(A run of records)
# # #

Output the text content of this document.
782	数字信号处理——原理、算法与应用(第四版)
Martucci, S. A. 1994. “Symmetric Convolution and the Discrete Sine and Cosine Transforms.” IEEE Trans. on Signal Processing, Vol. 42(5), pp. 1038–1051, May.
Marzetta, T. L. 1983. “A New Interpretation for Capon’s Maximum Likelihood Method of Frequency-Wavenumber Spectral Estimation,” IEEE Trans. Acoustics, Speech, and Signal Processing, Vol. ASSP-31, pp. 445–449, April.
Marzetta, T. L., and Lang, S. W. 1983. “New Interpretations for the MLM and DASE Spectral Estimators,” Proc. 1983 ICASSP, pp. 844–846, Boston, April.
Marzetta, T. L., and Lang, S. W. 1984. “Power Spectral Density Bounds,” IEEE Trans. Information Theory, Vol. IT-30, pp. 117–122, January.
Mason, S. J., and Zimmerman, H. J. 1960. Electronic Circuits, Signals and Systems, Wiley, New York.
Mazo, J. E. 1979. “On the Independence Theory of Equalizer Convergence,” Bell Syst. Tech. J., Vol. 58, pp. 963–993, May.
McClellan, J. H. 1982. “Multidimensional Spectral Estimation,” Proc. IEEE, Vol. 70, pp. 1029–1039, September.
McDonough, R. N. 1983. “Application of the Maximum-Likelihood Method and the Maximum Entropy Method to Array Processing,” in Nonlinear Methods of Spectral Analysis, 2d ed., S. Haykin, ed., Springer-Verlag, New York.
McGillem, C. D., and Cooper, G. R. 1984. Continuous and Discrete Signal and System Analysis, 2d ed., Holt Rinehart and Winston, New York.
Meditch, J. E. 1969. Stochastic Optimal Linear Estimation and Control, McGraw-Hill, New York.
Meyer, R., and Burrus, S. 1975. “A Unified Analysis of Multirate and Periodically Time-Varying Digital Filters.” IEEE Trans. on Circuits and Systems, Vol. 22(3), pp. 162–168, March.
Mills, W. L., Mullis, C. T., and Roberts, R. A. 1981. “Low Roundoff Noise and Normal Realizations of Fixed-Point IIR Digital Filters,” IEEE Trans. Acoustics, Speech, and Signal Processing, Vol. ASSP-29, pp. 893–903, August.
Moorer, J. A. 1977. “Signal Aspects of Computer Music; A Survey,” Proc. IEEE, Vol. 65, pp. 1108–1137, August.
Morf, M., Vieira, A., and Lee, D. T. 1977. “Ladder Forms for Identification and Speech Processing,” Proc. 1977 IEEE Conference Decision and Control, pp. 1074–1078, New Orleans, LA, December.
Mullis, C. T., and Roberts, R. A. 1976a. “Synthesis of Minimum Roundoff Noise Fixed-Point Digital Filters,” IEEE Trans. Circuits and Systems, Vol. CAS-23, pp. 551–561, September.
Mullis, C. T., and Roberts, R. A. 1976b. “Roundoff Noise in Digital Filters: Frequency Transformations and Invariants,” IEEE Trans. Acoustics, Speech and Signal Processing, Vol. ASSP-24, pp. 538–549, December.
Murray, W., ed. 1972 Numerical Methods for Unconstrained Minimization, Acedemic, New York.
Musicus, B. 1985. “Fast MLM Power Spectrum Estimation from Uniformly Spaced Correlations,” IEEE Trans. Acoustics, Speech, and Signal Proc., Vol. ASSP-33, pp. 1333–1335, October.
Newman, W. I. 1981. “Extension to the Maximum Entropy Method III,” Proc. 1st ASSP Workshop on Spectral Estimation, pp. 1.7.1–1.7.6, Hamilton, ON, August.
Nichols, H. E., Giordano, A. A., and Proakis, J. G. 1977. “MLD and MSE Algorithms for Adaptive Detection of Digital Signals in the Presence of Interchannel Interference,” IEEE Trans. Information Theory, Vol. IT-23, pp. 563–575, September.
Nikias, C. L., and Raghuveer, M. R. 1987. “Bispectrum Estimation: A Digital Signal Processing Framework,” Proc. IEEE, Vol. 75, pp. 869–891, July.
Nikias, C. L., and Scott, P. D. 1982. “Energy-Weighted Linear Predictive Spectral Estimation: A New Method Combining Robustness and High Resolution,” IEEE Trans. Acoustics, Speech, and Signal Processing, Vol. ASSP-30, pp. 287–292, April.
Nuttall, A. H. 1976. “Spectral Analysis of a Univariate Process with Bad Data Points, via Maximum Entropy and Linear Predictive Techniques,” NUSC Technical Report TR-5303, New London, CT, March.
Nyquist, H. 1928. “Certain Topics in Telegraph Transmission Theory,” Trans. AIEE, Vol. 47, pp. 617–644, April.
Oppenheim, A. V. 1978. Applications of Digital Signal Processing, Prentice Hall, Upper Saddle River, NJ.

# # #

### [Short task]
Repeat each record exactly, leaving nothing out.

### [Output]
Output the text content of this document.
782	数字信号处理——原理、算法与应用(第四版)
Martucci, S. A. 1994. “Symmetric Convolution and the Discrete Sine and Cosine Transforms.” IEEE Trans. on Signal Processing, Vol. 42(5), pp. 1038–1051, May.
Marzetta, T. L. 1983. “A New Interpretation for Capon’s Maximum Likelihood Method of Frequency-Wavenumber Spectral Estimation,” IEEE Trans. Acoustics, Speech, and Signal Processing, Vol. ASSP-31, pp. 445–449, April.
Marzetta, T. L., and Lang, S. W. 1983. “New Interpretations for the MLM and DASE Spectral Estimators,” Proc. 1983 ICASSP, pp. 844–846, Boston, April.
Marzetta, T. L., and Lang, S. W. 1984. “Power Spectral Density Bounds,” IEEE Trans. Information Theory, Vol. IT-30, pp. 117–122, January.
Mason, S. J., and Zimmerman, H. J. 1960. Electronic Circuits, Signals and Systems, Wiley, New York.
Mazo, J. E. 1979. “On the Independence Theory of Equalizer Convergence,” Bell Syst. Tech. J., Vol. 58, pp. 963–993, May.
McClellan, J. H. 1982. “Multidimensional Spectral Estimation,” Proc. IEEE, Vol. 70, pp. 1029–1039, September.
McDonough, R. N. 1983. “Application of the Maximum-Likelihood Method and the Maximum Entropy Method to Array Processing,” in Nonlinear Methods of Spectral Analysis, 2d ed., S. Haykin, ed., Springer-Verlag, New York.
McGillem, C. D., and Cooper, G. R. 1984. Continuous and Discrete Signal and System Analysis, 2d ed., Holt Rinehart and Winston, New York.
Meditch, J. E. 1969. Stochastic Optimal Linear Estimation and Control, McGraw-Hill, New York.
Meyer, R., and Burrus, S. 1975. “A Unified Analysis of Multirate and Periodically Time-Varying Digital Filters.” IEEE Trans. on Circuits and Systems, Vol. 22(3), pp. 162–168, March.
Mills, W. L., Mullis, C. T., and Roberts, R. A. 1981. “Low Roundoff Noise and Normal Realizations of Fixed-Point IIR Digital Filters,” IEEE Trans. Acoustics, Speech, and Signal Processing, Vol. ASSP-29, pp. 893–903, August.
Moorer, J. A. 1977. “Signal Aspects of Computer Music; A Survey,” Proc. IEEE, Vol. 65, pp. 1108–1137, August.
Morf, M., Vieira, A., and Lee, D. T. 1977. “Ladder Forms for Identification and Speech Processing,” Proc. 1977 IEEE Conference Decision and Control, pp. 1074–1078, New Orleans, LA, December.
Mullis, C. T., and Roberts, R. A. 1976a. “Synthesis of Minimum Roundoff Noise Fixed-Point Digital Filters,” IEEE Trans. Circuits and Systems, Vol. CAS-23, pp. 551–561, September.
Mullis, C. T., and Roberts, R. A. 1976b. “Roundoff Noise in Digital Filters: Frequency Transformations and Invariants,” IEEE Trans. Acoustics, Speech and Signal Processing, Vol. ASSP-24, pp. 538–549, December.
Murray, W., ed. 1972 Numerical Methods for Unconstrained Minimization, Acedemic, New York.
Musicus, B. 1985. “Fast MLM Power Spectrum Estimation from Uniformly Spaced Correlations,” IEEE Trans. Acoustics, Speech, and Signal Proc., Vol. ASSP-33, pp. 1333–1335, October.
Newman, W. I. 1981. “Extension to the Maximum Entropy Method III,” Proc. 1st ASSP Workshop on Spectral Estimation, pp. 1.7.1–1.7.6, Hamilton, ON, August.
Nichols, H. E., Giordano, A. A., and Proakis, J. G. 1977. “MLD and MSE Algorithms for Adaptive Detection of Digital Signals in the Presence of Interchannel Interference,” IEEE Trans. Information Theory, Vol. IT-23, pp. 563–575, September.
Nikias, C. L., and Raghuveer, M. R. 1987. “Bispectrum Estimation: A Digital Signal Processing Framework,” Proc. IEEE, Vol. 75, pp. 869–891, July.
Nikias, C. L., and Scott, P. D. 1982. “Energy-Weighted Linear Predictive Spectral Estimation: A New Method Combining Robustness and High Resolution,” IEEE Trans. Acoustics, Speech, and Signal Processing, Vol. ASSP-30, pp. 287–292, April.
Nuttall, A. H. 1976. “Spectral Analysis of a Univariate Process with Bad Data Points, via Maximum Entropy and Linear Predictive Techniques,” NUSC Technical Report TR-5303, New London, CT, March.
Nyquist, H. 1928. “Certain Topics in Telegraph Transmission Theory,” Trans. AIEE, Vol. 47, pp. 617–644, April.
Oppenheim, A. V. 1978. Applications of Digital Signal Processing, Prentice Hall, Upper Saddle River, NJ.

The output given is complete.